(Figure data in JSON)

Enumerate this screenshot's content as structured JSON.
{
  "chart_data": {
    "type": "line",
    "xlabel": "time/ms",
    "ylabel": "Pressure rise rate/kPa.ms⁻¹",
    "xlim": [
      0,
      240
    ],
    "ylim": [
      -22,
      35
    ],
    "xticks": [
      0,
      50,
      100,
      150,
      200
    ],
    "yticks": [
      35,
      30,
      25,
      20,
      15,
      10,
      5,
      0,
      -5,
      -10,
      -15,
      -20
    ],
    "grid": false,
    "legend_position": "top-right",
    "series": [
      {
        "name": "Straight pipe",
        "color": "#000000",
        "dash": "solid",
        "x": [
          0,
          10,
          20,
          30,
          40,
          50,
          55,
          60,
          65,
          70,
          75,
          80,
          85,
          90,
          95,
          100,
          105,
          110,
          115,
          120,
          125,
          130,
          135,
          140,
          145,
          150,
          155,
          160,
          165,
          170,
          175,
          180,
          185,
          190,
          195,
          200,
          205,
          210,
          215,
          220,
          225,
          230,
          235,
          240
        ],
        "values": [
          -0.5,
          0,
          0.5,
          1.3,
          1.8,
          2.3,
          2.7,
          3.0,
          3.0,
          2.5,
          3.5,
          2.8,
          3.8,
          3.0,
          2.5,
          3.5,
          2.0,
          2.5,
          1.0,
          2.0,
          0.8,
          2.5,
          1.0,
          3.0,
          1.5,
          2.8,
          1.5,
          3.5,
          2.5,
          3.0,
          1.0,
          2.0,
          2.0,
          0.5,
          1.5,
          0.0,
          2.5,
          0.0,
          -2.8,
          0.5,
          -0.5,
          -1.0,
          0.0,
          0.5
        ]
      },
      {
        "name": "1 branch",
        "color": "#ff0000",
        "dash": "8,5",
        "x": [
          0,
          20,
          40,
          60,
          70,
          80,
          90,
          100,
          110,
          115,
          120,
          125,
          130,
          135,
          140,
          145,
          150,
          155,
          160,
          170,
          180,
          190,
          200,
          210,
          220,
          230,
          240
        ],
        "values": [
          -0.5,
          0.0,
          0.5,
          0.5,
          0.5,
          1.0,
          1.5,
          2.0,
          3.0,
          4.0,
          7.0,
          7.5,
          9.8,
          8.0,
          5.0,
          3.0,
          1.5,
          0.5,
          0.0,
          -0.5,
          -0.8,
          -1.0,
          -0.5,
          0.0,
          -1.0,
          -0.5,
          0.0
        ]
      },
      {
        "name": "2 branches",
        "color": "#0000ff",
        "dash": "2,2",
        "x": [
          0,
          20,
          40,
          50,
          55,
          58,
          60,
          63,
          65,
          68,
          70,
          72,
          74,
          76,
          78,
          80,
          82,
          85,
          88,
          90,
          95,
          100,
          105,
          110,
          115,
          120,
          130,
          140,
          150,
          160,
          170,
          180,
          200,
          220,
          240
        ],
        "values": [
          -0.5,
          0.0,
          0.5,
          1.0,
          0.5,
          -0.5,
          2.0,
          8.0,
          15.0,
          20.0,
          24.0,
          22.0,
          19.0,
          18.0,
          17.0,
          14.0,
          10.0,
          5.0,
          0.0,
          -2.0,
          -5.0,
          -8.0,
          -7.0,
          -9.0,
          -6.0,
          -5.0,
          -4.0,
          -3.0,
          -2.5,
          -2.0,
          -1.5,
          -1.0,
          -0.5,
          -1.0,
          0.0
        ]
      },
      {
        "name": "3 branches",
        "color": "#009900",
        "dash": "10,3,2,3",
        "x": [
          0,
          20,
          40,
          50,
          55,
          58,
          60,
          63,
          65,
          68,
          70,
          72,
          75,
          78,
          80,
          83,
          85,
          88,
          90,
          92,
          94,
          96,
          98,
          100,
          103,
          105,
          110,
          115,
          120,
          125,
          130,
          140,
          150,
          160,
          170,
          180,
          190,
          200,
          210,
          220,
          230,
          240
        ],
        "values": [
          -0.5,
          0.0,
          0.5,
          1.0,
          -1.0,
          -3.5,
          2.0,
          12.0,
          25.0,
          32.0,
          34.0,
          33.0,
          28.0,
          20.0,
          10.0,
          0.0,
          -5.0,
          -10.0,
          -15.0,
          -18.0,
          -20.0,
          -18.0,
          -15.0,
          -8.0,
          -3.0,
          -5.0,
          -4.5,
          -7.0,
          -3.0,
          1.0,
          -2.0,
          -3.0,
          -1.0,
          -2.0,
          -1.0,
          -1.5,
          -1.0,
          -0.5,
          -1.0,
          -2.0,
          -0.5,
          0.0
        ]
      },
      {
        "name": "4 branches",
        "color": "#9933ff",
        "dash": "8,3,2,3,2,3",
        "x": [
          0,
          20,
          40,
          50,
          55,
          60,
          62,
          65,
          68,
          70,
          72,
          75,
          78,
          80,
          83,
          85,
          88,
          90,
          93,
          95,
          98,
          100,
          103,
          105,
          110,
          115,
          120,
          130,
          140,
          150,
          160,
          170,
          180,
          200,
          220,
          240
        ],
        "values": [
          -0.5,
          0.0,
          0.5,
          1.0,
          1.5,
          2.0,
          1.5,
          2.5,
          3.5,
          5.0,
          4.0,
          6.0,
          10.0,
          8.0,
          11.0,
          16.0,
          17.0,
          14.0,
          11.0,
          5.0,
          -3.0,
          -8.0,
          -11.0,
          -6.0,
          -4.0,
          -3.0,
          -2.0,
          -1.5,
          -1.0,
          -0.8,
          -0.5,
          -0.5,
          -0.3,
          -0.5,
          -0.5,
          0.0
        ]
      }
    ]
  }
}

TASK INSTRUCTIONS: Each of the records should be retyped exactly.

TASK RESULT:
Enumerate this screenshot's content as structured JSON.
{
  "chart_data": {
    "type": "line",
    "xlabel": "time/ms",
    "ylabel": "Pressure rise rate/kPa.ms⁻¹",
    "xlim": [
      0,
      240
    ],
    "ylim": [
      -22,
      35
    ],
    "xticks": [
      0,
      50,
      100,
      150,
      200
    ],
    "yticks": [
      35,
      30,
      25,
      20,
      15,
      10,
      5,
      0,
      -5,
      -10,
      -15,
      -20
    ],
    "grid": false,
    "legend_position": "top-right",
    "series": [
      {
        "name": "Straight pipe",
        "color": "#000000",
        "dash": "solid",
        "x": [
          0,
          10,
          20,
          30,
          40,
          50,
          55,
          60,
          65,
          70,
          75,
          80,
          85,
          90,
          95,
          100,
          105,
          110,
          115,
          120,
          125,
          130,
          135,
          140,
          145,
          150,
          155,
          160,
          165,
          170,
          175,
          180,
          185,
          190,
          195,
          200,
          205,
          210,
          215,
          220,
          225,
          230,
          235,
          240
        ],
        "values": [
          -0.5,
          0,
          0.5,
          1.3,
          1.8,
          2.3,
          2.7,
          3.0,
          3.0,
          2.5,
          3.5,
          2.8,
          3.8,
          3.0,
          2.5,
          3.5,
          2.0,
          2.5,
          1.0,
          2.0,
          0.8,
          2.5,
          1.0,
          3.0,
          1.5,
          2.8,
          1.5,
          3.5,
          2.5,
          3.0,
          1.0,
          2.0,
          2.0,
          0.5,
          1.5,
          0.0,
          2.5,
          0.0,
          -2.8,
          0.5,
          -0.5,
          -1.0,
          0.0,
          0.5
        ]
      },
      {
        "name": "1 branch",
        "color": "#ff0000",
        "dash": "8,5",
        "x": [
          0,
          20,
          40,
          60,
          70,
          80,
          90,
          100,
          110,
          115,
          120,
          125,
          130,
          135,
          140,
          145,
          150,
          155,
          160,
          170,
          180,
          190,
          200,
          210,
          220,
          230,
          240
        ],
        "values": [
          -0.5,
          0.0,
          0.5,
          0.5,
          0.5,
          1.0,
          1.5,
          2.0,
          3.0,
          4.0,
          7.0,
          7.5,
          9.8,
          8.0,
          5.0,
          3.0,
          1.5,
          0.5,
          0.0,
          -0.5,
          -0.8,
          -1.0,
          -0.5,
          0.0,
          -1.0,
          -0.5,
          0.0
        ]
      },
      {
        "name": "2 branches",
        "color": "#0000ff",
        "dash": "2,2",
        "x": [
          0,
          20,
          40,
          50,
          55,
          58,
          60,
          63,
          65,
          68,
          70,
          72,
          74,
          76,
          78,
          80,
          82,
          85,
          88,
          90,
          95,
          100,
          105,
          110,
          115,
          120,
          130,
          140,
          150,
          160,
          170,
          180,
          200,
          220,
          240
        ],
        "values": [
          -0.5,
          0.0,
          0.5,
          1.0,
          0.5,
          -0.5,
          2.0,
          8.0,
          15.0,
          20.0,
          24.0,
          22.0,
          19.0,
          18.0,
          17.0,
          14.0,
          10.0,
          5.0,
          0.0,
          -2.0,
          -5.0,
          -8.0,
          -7.0,
          -9.0,
          -6.0,
          -5.0,
          -4.0,
          -3.0,
          -2.5,
          -2.0,
          -1.5,
          -1.0,
          -0.5,
          -1.0,
          0.0
        ]
      },
      {
        "name": "3 branches",
        "color": "#009900",
        "dash": "10,3,2,3",
        "x": [
          0,
          20,
          40,
          50,
          55,
          58,
          60,
          63,
          65,
          68,
          70,
          72,
          75,
          78,
          80,
          83,
          85,
          88,
          90,
          92,
          94,
          96,
          98,
          100,
          103,
          105,
          110,
          115,
          120,
          125,
          130,
          140,
          150,
          160,
          170,
          180,
          190,
          200,
          210,
          220,
          230,
          240
        ],
        "values": [
          -0.5,
          0.0,
          0.5,
          1.0,
          -1.0,
          -3.5,
          2.0,
          12.0,
          25.0,
          32.0,
          34.0,
          33.0,
          28.0,
          20.0,
          10.0,
          0.0,
          -5.0,
          -10.0,
          -15.0,
          -18.0,
          -20.0,
          -18.0,
          -15.0,
          -8.0,
          -3.0,
          -5.0,
          -4.5,
          -7.0,
          -3.0,
          1.0,
          -2.0,
          -3.0,
          -1.0,
          -2.0,
          -1.0,
          -1.5,
          -1.0,
          -0.5,
          -1.0,
          -2.0,
          -0.5,
          0.0
        ]
      },
      {
        "name": "4 branches",
        "color": "#9933ff",
        "dash": "8,3,2,3,2,3",
        "x": [
          0,
          20,
          40,
          50,
          55,
          60,
          62,
          65,
          68,
          70,
          72,
          75,
          78,
          80,
          83,
          85,
          88,
          90,
          93,
          95,
          98,
          100,
          103,
          105,
          110,
          115,
          120,
          130,
          140,
          150,
          160,
          170,
          180,
          200,
          220,
          240
        ],
        "values": [
          -0.5,
          0.0,
          0.5,
          1.0,
          1.5,
          2.0,
          1.5,
          2.5,
          3.5,
          5.0,
          4.0,
          6.0,
          10.0,
          8.0,
          11.0,
          16.0,
          17.0,
          14.0,
          11.0,
          5.0,
          -3.0,
          -8.0,
          -11.0,
          -6.0,
          -4.0,
          -3.0,
          -2.0,
          -1.5,
          -1.0,
          -0.8,
          -0.5,
          -0.5,
          -0.3,
          -0.5,
          -0.5,
          0.0
        ]
      }
    ]
  }
}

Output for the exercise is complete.